Exercise task: Locate and copy all lines bearing the word "组合和优化".

Records for the task:
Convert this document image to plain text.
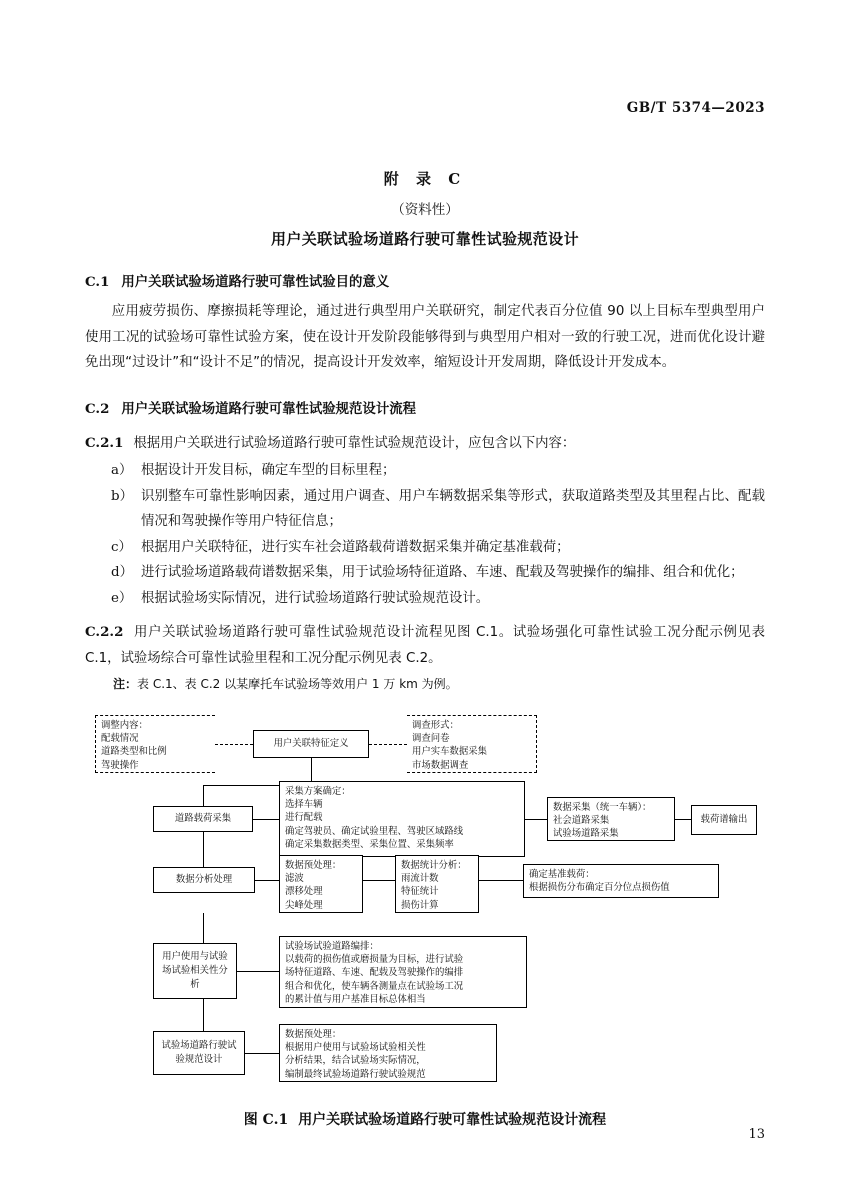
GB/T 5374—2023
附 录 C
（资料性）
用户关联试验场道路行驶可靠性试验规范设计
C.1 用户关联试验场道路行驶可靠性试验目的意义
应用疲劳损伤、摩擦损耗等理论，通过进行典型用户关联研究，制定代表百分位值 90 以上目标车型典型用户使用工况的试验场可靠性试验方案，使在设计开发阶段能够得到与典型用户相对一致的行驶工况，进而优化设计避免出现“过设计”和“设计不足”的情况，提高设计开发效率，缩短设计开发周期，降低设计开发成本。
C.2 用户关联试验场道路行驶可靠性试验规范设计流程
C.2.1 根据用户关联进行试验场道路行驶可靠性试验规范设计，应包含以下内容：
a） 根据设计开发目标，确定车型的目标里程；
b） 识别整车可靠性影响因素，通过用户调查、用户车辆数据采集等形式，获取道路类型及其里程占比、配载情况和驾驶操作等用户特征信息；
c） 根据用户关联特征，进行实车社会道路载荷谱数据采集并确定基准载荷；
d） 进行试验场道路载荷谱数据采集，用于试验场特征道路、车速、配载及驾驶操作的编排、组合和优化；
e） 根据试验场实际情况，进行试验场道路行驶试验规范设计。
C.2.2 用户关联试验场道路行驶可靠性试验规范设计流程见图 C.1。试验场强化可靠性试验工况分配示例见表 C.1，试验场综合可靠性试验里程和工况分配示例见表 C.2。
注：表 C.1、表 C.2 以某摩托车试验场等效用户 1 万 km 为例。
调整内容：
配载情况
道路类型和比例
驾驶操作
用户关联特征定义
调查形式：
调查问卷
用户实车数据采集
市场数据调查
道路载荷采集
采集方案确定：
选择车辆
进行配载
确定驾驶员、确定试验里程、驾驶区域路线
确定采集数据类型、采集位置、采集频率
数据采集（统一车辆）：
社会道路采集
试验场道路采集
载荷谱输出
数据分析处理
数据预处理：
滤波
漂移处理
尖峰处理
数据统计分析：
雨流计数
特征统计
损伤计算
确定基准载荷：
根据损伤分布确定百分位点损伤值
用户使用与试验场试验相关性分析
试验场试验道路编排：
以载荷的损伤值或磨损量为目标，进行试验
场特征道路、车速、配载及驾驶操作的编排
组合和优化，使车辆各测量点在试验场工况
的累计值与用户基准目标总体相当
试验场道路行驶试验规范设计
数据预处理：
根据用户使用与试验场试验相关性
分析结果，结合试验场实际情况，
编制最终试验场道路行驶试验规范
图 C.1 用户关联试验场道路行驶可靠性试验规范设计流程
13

Written response:
d） 进行试验场道路载荷谱数据采集，用于试验场特征道路、车速、配载及驾驶操作的编排、组合和优化；
组合和优化，使车辆各测量点在试验场工况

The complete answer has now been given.